TASK INSTRUCTIONS> Go over the data and copy out each line with "clothing" in it.
***
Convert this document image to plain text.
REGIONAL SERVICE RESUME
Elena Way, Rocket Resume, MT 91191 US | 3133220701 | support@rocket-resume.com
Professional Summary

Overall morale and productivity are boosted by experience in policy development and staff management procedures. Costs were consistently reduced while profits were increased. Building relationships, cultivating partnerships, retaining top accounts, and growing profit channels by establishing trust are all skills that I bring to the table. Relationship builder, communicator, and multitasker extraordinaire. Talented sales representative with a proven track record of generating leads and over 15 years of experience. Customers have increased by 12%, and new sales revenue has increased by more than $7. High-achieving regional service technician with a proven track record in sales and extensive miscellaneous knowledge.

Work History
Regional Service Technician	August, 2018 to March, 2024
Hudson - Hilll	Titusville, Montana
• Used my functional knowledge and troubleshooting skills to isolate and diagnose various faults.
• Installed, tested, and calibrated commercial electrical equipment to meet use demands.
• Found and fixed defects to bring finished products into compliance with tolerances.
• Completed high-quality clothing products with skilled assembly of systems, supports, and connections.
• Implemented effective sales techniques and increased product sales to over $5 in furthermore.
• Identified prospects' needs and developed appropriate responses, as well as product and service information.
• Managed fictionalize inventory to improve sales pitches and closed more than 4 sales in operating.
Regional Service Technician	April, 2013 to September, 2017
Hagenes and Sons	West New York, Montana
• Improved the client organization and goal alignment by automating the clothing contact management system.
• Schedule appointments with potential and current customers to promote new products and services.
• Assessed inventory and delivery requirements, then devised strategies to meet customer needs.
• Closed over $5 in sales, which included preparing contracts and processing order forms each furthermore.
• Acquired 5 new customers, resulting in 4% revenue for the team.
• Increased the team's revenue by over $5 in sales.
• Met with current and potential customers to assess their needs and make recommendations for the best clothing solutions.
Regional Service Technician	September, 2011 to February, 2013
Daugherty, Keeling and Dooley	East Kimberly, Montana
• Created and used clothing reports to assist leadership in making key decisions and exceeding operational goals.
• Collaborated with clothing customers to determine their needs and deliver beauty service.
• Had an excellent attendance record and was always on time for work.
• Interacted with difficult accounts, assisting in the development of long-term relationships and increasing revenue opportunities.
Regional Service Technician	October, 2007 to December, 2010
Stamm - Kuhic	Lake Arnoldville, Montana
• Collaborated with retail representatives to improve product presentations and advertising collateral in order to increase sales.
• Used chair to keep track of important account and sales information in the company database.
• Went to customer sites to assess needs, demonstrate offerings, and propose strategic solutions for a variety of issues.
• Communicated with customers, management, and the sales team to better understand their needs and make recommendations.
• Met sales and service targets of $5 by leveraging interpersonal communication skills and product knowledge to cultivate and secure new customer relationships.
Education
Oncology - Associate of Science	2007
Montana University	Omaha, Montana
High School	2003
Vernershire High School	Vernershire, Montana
***
PROBLEM SOLUTION>
• Completed high-quality clothing products with skilled assembly of systems, supports, and connections.
• Improved the client organization and goal alignment by automating the clothing contact management system.
• Met with current and potential customers to assess their needs and make recommendations for the best clothing solutions.
• Created and used clothing reports to assist leadership in making key decisions and exceeding operational goals.
• Collaborated with clothing customers to determine their needs and deliver beauty service.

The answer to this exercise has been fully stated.